**DATA RECORDS**:
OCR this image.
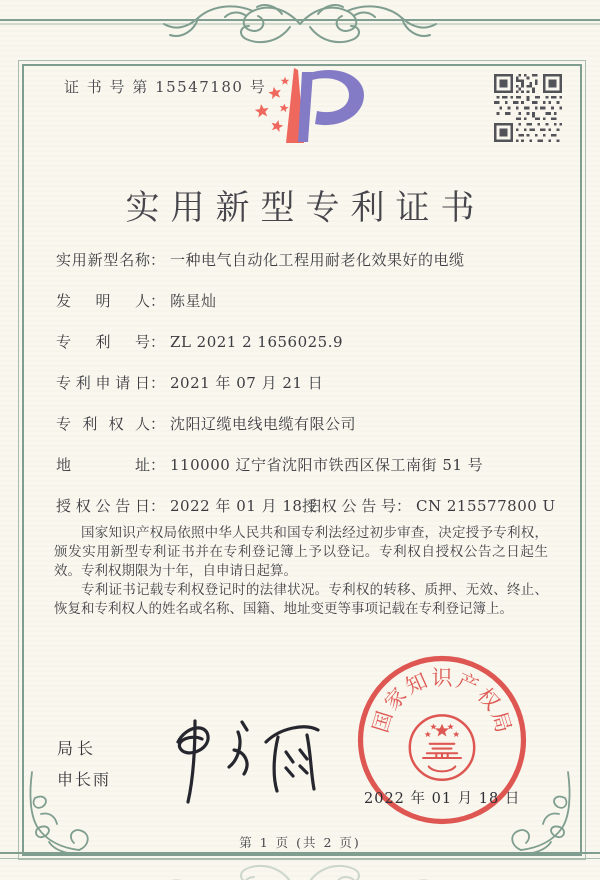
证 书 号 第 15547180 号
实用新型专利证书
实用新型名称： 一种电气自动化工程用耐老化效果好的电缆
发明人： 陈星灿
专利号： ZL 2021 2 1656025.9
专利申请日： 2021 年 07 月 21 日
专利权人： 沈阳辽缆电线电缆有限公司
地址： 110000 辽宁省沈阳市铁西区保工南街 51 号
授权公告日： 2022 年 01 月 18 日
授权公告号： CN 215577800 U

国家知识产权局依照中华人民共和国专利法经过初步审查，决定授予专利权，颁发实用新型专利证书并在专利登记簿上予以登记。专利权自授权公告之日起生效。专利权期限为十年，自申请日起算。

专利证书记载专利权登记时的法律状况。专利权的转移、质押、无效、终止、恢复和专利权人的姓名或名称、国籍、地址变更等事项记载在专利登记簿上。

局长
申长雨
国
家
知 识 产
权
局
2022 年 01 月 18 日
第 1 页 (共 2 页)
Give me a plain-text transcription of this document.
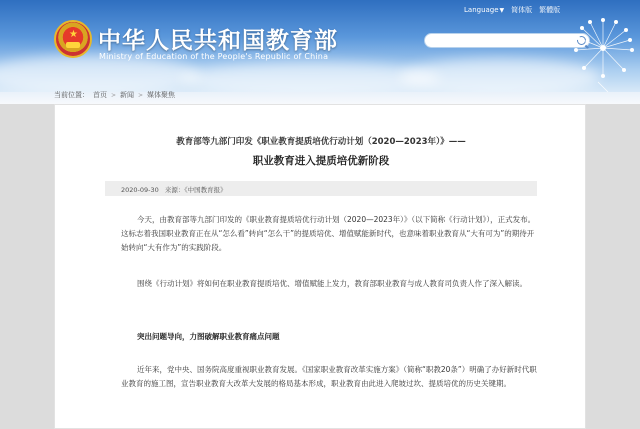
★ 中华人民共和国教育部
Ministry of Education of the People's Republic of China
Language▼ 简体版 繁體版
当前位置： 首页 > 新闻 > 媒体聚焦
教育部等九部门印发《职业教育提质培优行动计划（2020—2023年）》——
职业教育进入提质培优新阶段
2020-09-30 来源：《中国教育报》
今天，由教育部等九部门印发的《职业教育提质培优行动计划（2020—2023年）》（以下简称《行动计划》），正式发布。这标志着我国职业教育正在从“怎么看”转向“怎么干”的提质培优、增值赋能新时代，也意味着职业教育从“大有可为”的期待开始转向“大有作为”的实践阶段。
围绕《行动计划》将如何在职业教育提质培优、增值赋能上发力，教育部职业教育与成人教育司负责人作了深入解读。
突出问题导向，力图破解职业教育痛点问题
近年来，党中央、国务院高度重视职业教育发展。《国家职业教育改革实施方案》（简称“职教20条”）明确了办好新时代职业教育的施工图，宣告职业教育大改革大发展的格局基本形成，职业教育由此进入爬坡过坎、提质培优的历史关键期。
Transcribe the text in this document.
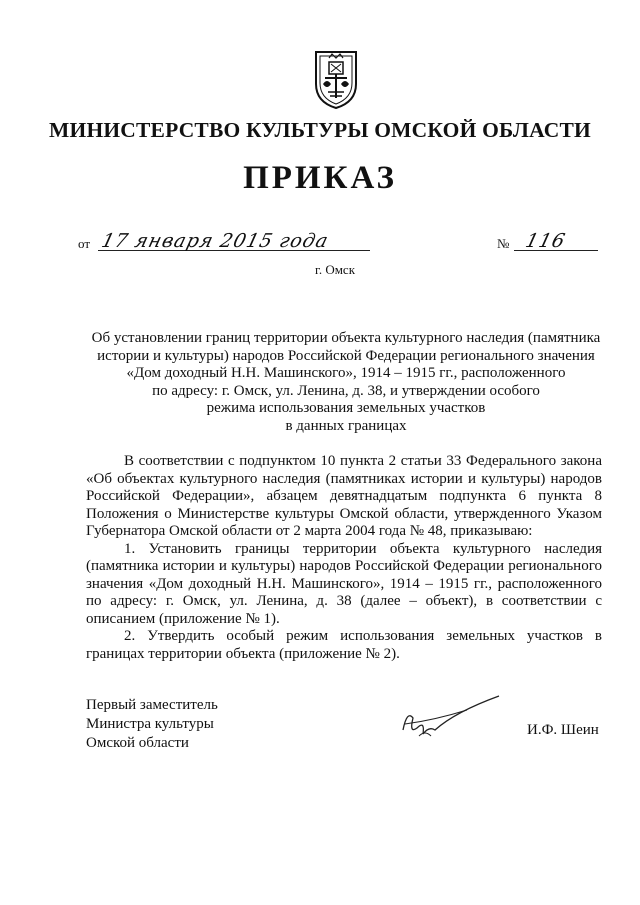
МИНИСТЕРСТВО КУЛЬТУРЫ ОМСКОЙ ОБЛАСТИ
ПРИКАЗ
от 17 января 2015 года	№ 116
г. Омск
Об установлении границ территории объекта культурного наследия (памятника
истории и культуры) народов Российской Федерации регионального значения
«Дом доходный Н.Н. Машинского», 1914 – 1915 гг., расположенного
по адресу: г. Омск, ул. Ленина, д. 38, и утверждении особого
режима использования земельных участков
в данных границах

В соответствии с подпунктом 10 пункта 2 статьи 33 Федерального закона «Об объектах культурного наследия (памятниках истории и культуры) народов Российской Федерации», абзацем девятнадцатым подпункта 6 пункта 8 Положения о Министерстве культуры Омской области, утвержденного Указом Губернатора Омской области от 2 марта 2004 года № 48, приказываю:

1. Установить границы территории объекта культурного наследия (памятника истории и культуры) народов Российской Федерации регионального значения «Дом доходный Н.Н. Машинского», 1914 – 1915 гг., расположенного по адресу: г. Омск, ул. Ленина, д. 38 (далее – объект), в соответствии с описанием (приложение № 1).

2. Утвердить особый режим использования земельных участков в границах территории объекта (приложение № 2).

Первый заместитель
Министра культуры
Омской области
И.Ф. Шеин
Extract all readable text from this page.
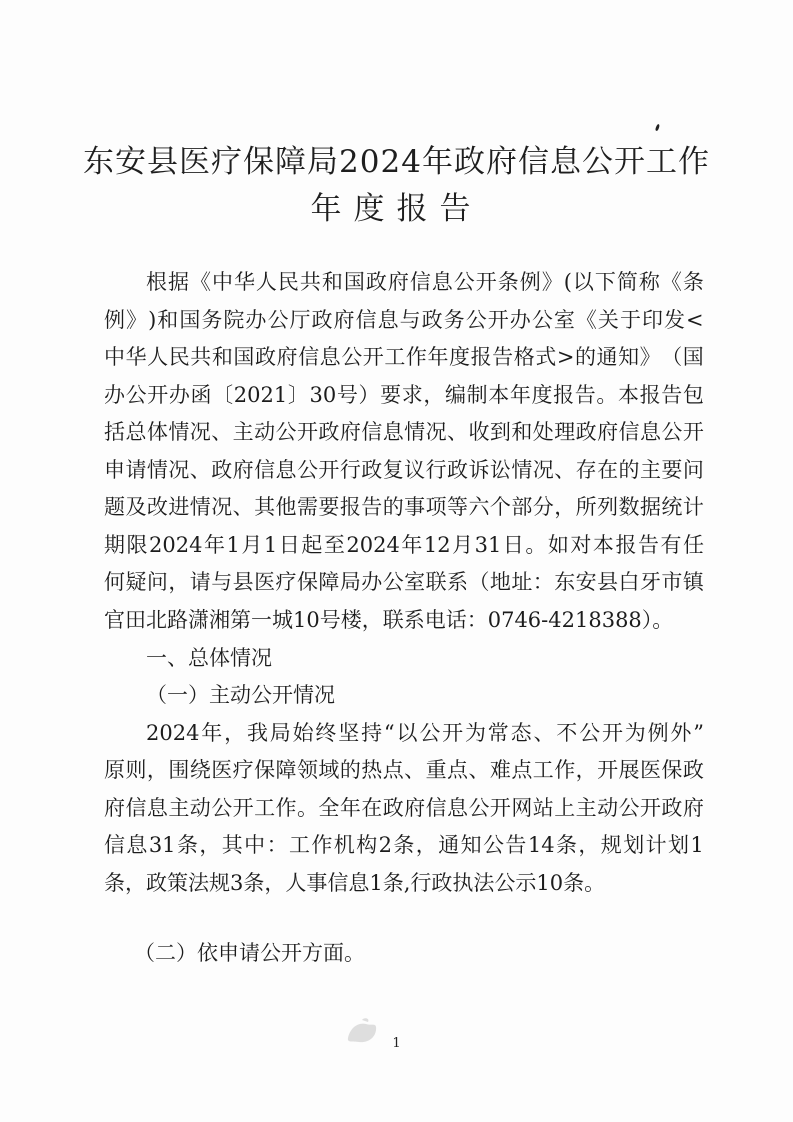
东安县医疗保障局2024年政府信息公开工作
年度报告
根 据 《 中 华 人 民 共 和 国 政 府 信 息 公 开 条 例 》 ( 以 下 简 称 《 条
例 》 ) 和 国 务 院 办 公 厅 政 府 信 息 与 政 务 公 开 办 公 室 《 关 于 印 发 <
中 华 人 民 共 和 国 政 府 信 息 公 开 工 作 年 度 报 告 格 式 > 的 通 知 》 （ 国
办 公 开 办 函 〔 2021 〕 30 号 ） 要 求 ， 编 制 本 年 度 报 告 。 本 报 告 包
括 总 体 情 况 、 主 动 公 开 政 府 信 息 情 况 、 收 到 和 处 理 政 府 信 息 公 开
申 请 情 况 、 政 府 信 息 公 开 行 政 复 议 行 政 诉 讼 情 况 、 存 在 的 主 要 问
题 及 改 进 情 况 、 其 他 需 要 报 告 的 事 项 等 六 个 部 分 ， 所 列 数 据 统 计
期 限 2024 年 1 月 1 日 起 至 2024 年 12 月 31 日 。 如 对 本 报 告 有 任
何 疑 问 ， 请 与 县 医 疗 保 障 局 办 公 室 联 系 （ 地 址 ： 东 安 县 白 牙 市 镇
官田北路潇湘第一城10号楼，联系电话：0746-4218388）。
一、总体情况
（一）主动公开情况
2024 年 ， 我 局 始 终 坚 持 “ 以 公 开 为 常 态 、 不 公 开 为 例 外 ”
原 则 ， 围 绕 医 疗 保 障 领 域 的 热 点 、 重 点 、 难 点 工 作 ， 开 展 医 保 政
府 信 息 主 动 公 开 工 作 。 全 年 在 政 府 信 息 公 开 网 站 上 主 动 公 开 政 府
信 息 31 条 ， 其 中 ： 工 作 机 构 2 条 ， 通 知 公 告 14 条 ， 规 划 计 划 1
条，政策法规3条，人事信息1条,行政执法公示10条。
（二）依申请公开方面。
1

**TO DO**:
Identify every line where the string "приложение" appears.

**REPLY**:
1. Установить границы территории объекта культурного наследия (памятника истории и культуры) народов Российской Федерации регионального значения «Дом доходный Н.Н. Машинского», 1914 – 1915 гг., расположенного по адресу: г. Омск, ул. Ленина, д. 38 (далее – объект), в соответствии с описанием (приложение № 1).
2. Утвердить особый режим использования земельных участков в границах территории объекта (приложение № 2).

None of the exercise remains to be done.